## Task prompt
Quote the listing below in full and exactly as written, but omit every picture.

[Rows from a dataset]
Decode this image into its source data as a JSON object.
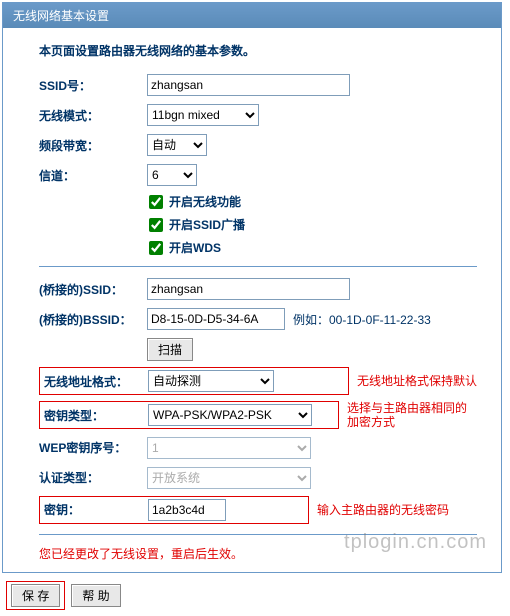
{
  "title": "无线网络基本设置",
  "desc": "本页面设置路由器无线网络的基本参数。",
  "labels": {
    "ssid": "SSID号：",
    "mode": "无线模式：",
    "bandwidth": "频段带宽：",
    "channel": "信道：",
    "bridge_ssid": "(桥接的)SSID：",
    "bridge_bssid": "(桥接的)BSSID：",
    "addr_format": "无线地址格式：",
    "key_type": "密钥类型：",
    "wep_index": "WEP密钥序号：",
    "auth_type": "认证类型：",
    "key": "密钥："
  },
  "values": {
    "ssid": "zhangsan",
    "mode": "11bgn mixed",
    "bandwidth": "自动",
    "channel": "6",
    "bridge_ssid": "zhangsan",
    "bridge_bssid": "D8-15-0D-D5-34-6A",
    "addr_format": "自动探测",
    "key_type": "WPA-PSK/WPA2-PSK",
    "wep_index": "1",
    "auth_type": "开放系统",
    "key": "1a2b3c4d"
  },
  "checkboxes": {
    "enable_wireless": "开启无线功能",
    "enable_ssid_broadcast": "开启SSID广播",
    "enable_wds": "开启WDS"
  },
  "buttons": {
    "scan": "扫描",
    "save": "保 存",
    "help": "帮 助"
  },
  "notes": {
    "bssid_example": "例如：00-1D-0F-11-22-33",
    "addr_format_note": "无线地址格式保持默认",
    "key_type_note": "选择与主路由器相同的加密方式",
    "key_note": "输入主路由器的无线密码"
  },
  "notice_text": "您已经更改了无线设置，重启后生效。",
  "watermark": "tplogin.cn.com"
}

## The result
Decode this image into its source data as a JSON object.
{
  "title": "无线网络基本设置",
  "desc": "本页面设置路由器无线网络的基本参数。",
  "labels": {
    "ssid": "SSID号：",
    "mode": "无线模式：",
    "bandwidth": "频段带宽：",
    "channel": "信道：",
    "bridge_ssid": "(桥接的)SSID：",
    "bridge_bssid": "(桥接的)BSSID：",
    "addr_format": "无线地址格式：",
    "key_type": "密钥类型：",
    "wep_index": "WEP密钥序号：",
    "auth_type": "认证类型：",
    "key": "密钥："
  },
  "values": {
    "ssid": "zhangsan",
    "mode": "11bgn mixed",
    "bandwidth": "自动",
    "channel": "6",
    "bridge_ssid": "zhangsan",
    "bridge_bssid": "D8-15-0D-D5-34-6A",
    "addr_format": "自动探测",
    "key_type": "WPA-PSK/WPA2-PSK",
    "wep_index": "1",
    "auth_type": "开放系统",
    "key": "1a2b3c4d"
  },
  "checkboxes": {
    "enable_wireless": "开启无线功能",
    "enable_ssid_broadcast": "开启SSID广播",
    "enable_wds": "开启WDS"
  },
  "buttons": {
    "scan": "扫描",
    "save": "保 存",
    "help": "帮 助"
  },
  "notes": {
    "bssid_example": "例如：00-1D-0F-11-22-33",
    "addr_format_note": "无线地址格式保持默认",
    "key_type_note": "选择与主路由器相同的加密方式",
    "key_note": "输入主路由器的无线密码"
  },
  "notice_text": "您已经更改了无线设置，重启后生效。",
  "watermark": "tplogin.cn.com"
}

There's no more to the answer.